Stored data
──────────────────────────────

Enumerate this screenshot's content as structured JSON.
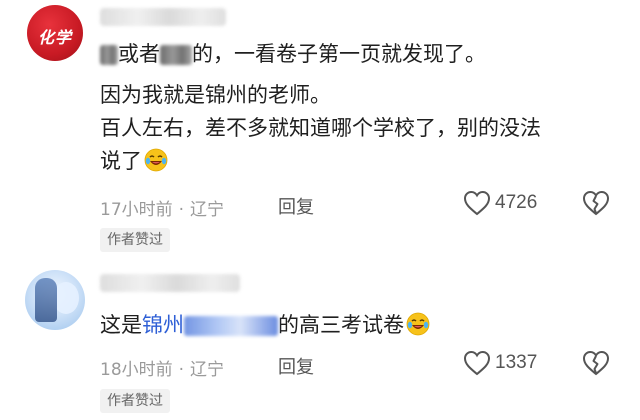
{
  "comments": [
    {
      "avatar_label": "化学",
      "text_line1_prefix": "",
      "text_line1_mid": "或者",
      "text_line1_suffix": "的，一看卷子第一页就发现了。",
      "text_line2": "因为我就是锦州的老师。",
      "text_line3": "百人左右，差不多就知道哪个学校了，别的没法",
      "text_line4": "说了",
      "time": "17小时前",
      "separator": "·",
      "location": "辽宁",
      "reply_label": "回复",
      "like_count": "4726",
      "author_badge": "作者赞过",
      "emoji": "laugh-cry-emoji"
    },
    {
      "text_prefix": "这是",
      "text_link": "锦州",
      "text_suffix": "的高三考试卷",
      "time": "18小时前",
      "separator": "·",
      "location": "辽宁",
      "reply_label": "回复",
      "like_count": "1337",
      "author_badge": "作者赞过",
      "emoji": "laugh-cry-emoji"
    }
  ],
  "colors": {
    "link": "#2e5fd6",
    "meta": "#9a9a9a",
    "text": "#1f1f1f",
    "avatar_red": "#c81a24"
  }
}
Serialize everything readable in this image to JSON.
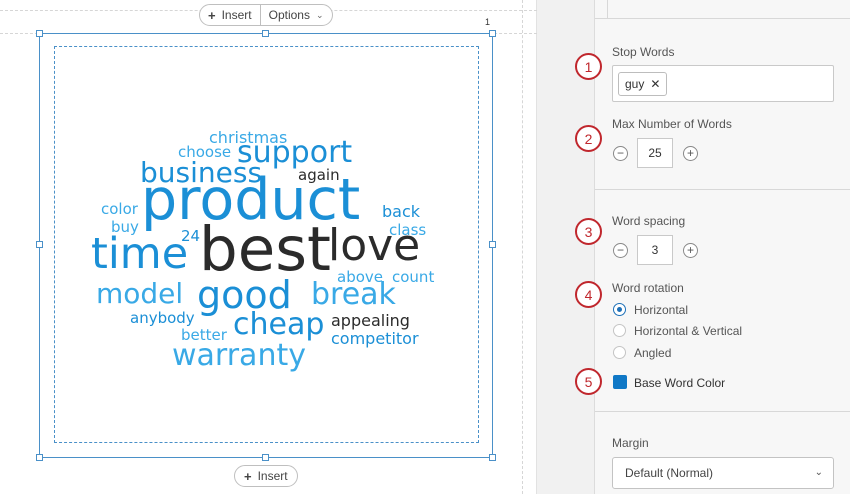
{
  "toolbar": {
    "insert_label": "Insert",
    "options_label": "Options",
    "insert_bottom_label": "Insert",
    "page_number": "1"
  },
  "wordcloud": {
    "colors": {
      "dark": "#2b2b2b",
      "blue": "#1b8fd6",
      "light": "#39a9e6"
    },
    "words": [
      {
        "text": "christmas",
        "color": "light"
      },
      {
        "text": "choose",
        "color": "light"
      },
      {
        "text": "support",
        "color": "blue"
      },
      {
        "text": "business",
        "color": "blue"
      },
      {
        "text": "again",
        "color": "dark"
      },
      {
        "text": "product",
        "color": "blue"
      },
      {
        "text": "color",
        "color": "light"
      },
      {
        "text": "back",
        "color": "blue"
      },
      {
        "text": "buy",
        "color": "light"
      },
      {
        "text": "class",
        "color": "light"
      },
      {
        "text": "24",
        "color": "blue"
      },
      {
        "text": "time",
        "color": "blue"
      },
      {
        "text": "best",
        "color": "dark"
      },
      {
        "text": "love",
        "color": "dark"
      },
      {
        "text": "above",
        "color": "light"
      },
      {
        "text": "count",
        "color": "light"
      },
      {
        "text": "model",
        "color": "light"
      },
      {
        "text": "good",
        "color": "blue"
      },
      {
        "text": "break",
        "color": "light"
      },
      {
        "text": "anybody",
        "color": "blue"
      },
      {
        "text": "cheap",
        "color": "blue"
      },
      {
        "text": "appealing",
        "color": "dark"
      },
      {
        "text": "better",
        "color": "light"
      },
      {
        "text": "competitor",
        "color": "blue"
      },
      {
        "text": "warranty",
        "color": "light"
      }
    ]
  },
  "panel": {
    "stop_words": {
      "label": "Stop Words",
      "tags": [
        "guy"
      ]
    },
    "max_words": {
      "label": "Max Number of Words",
      "value": "25"
    },
    "word_spacing": {
      "label": "Word spacing",
      "value": "3"
    },
    "word_rotation": {
      "label": "Word rotation",
      "options": [
        "Horizontal",
        "Horizontal & Vertical",
        "Angled"
      ],
      "selected": "Horizontal"
    },
    "base_color": {
      "label": "Base Word Color",
      "color": "#1078c6"
    },
    "margin": {
      "label": "Margin",
      "value": "Default (Normal)"
    }
  },
  "callouts": [
    "1",
    "2",
    "3",
    "4",
    "5"
  ]
}
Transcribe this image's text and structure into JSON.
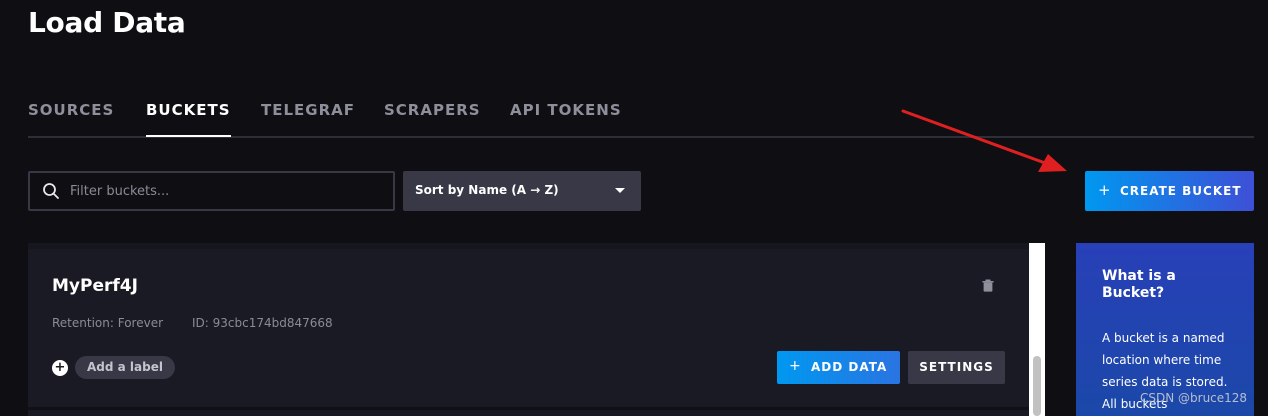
{
  "page": {
    "title": "Load Data"
  },
  "tabs": [
    {
      "label": "SOURCES",
      "active": false
    },
    {
      "label": "BUCKETS",
      "active": true
    },
    {
      "label": "TELEGRAF",
      "active": false
    },
    {
      "label": "SCRAPERS",
      "active": false
    },
    {
      "label": "API TOKENS",
      "active": false
    }
  ],
  "toolbar": {
    "search_placeholder": "Filter buckets...",
    "search_value": "",
    "sort_label": "Sort by Name (A → Z)",
    "create_label": "CREATE BUCKET",
    "create_icon": "plus-icon"
  },
  "bucket": {
    "name": "MyPerf4J",
    "retention": "Retention: Forever",
    "id": "ID: 93cbc174bd847668",
    "add_label": "Add a label",
    "add_data": "ADD DATA",
    "settings": "SETTINGS"
  },
  "help": {
    "title": "What is a Bucket?",
    "body": "A bucket is a named location where time series data is stored. All buckets"
  },
  "watermark": "CSDN @bruce128",
  "colors": {
    "background": "#0e0e13",
    "accent_start": "#0098f0",
    "accent_end": "#3e4fd6",
    "annotation_arrow": "#e02020"
  }
}
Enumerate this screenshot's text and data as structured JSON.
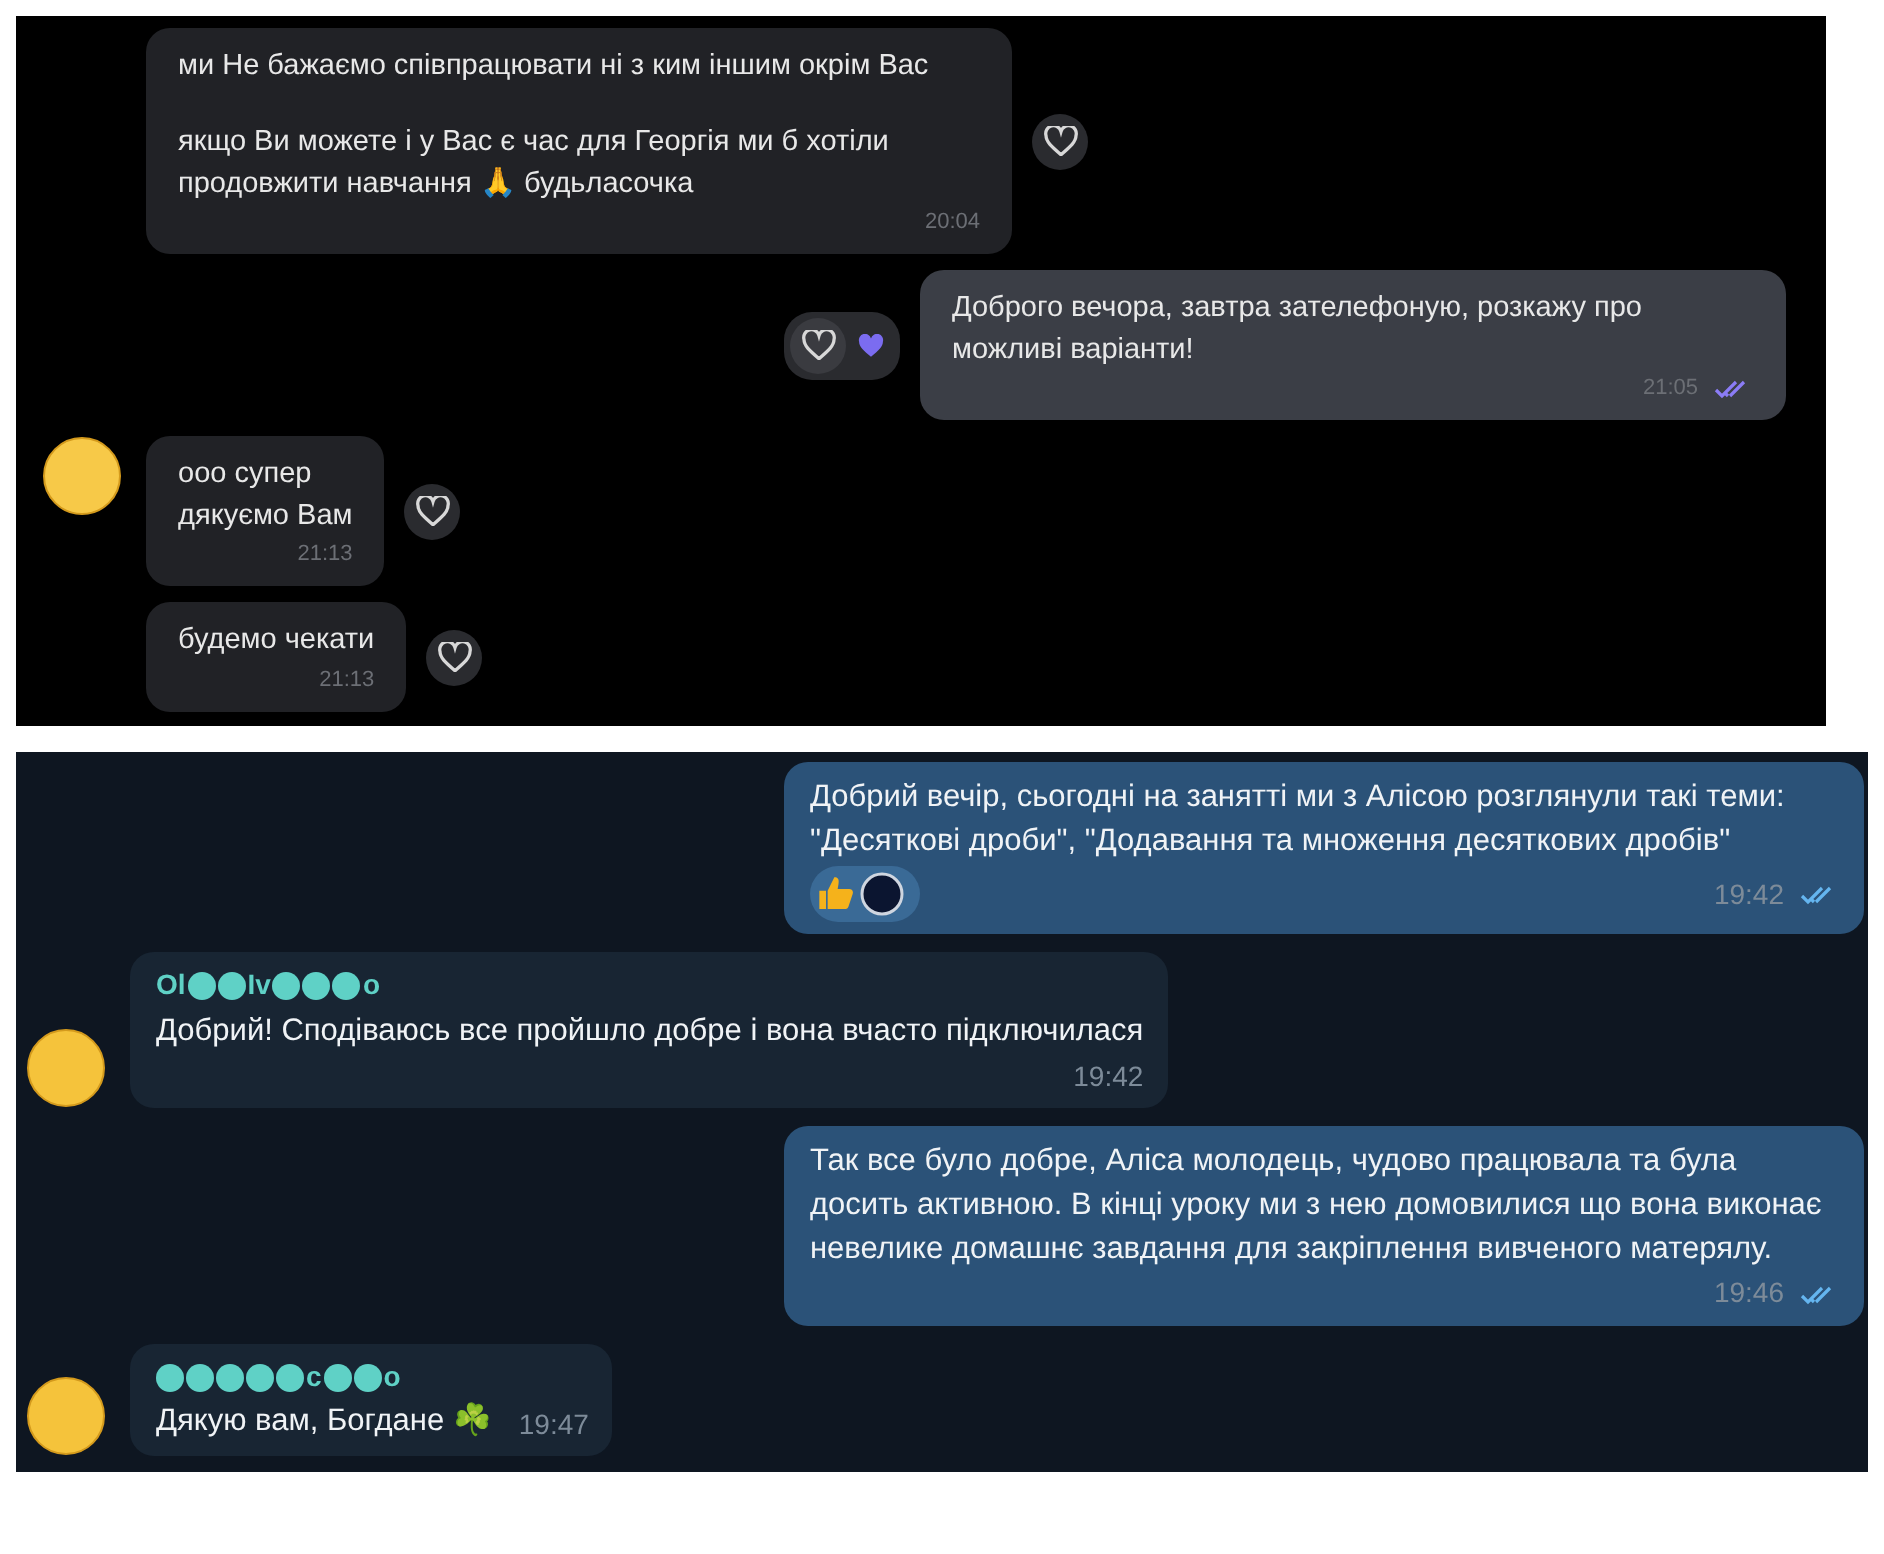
{
  "panels": [
    {
      "kind": "dark",
      "messages": [
        {
          "kind": "incoming",
          "avatar": false,
          "paragraphs": [
            "ми Не бажаємо співпрацювати ні з ким іншим окрім Вас",
            "якщо Ви можете і у Вас є час для Георгія ми б хотіли продовжити навчання 🙏 будьласочка"
          ],
          "time": "20:04",
          "reactions": [
            {
              "kind": "heart",
              "selected": false
            }
          ]
        },
        {
          "kind": "outgoing",
          "avatar": false,
          "paragraphs": [
            "Доброго вечора, завтра зателефоную, розкажу про можливі варіанти!"
          ],
          "time": "21:05",
          "read": true,
          "reactions": [
            {
              "kind": "heart",
              "selected": false
            },
            {
              "kind": "heart",
              "selected": true
            }
          ]
        },
        {
          "kind": "incoming",
          "avatar": true,
          "paragraphs": [
            "ооо супер\nдякуємо Вам"
          ],
          "time": "21:13",
          "reactions": [
            {
              "kind": "heart",
              "selected": false
            }
          ]
        },
        {
          "kind": "incoming",
          "avatar": false,
          "paragraphs": [
            "будемо чекати"
          ],
          "time": "21:13",
          "reactions": [
            {
              "kind": "heart",
              "selected": false
            }
          ]
        }
      ]
    },
    {
      "kind": "navy",
      "messages": [
        {
          "kind": "outgoing",
          "avatar": false,
          "paragraphs": [
            "Добрий вечір, сьогодні на занятті ми з Алісою розглянули такі теми:  \"Десяткові дроби\", \"Додавання та множення десяткових дробів\""
          ],
          "time": "19:42",
          "read": true,
          "reactions": [
            {
              "kind": "thumbs"
            },
            {
              "kind": "user"
            }
          ]
        },
        {
          "kind": "incoming",
          "avatar": true,
          "sender": [
            {
              "kind": "text",
              "text": "Ol"
            },
            {
              "kind": "blob"
            },
            {
              "kind": "blob"
            },
            {
              "kind": "text",
              "text": "Iv"
            },
            {
              "kind": "blob"
            },
            {
              "kind": "blob"
            },
            {
              "kind": "blob"
            },
            {
              "kind": "text",
              "text": "o"
            }
          ],
          "paragraphs": [
            "Добрий! Сподіваюсь все пройшло добре і вона вчасто підключилася"
          ],
          "time": "19:42"
        },
        {
          "kind": "outgoing",
          "avatar": false,
          "paragraphs": [
            "Так все було добре, Аліса молодець, чудово працювала та була досить активною. В кінці уроку ми з нею домовилися що вона виконає невелике домашнє завдання для закріплення вивченого матерялу."
          ],
          "time": "19:46",
          "read": true
        },
        {
          "kind": "incoming",
          "avatar": true,
          "sender": [
            {
              "kind": "blob"
            },
            {
              "kind": "blob"
            },
            {
              "kind": "blob"
            },
            {
              "kind": "blob"
            },
            {
              "kind": "blob"
            },
            {
              "kind": "text",
              "text": "c"
            },
            {
              "kind": "blob"
            },
            {
              "kind": "blob"
            },
            {
              "kind": "text",
              "text": "o"
            }
          ],
          "paragraphs": [
            "Дякую вам, Богдане ☘️"
          ],
          "time": "19:47",
          "inline_time": true
        }
      ]
    }
  ]
}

──────────────────────────────

Some lines of the records may hold the word "Добрий". How many do? Answer with a number and nothing else.

* Task answer
2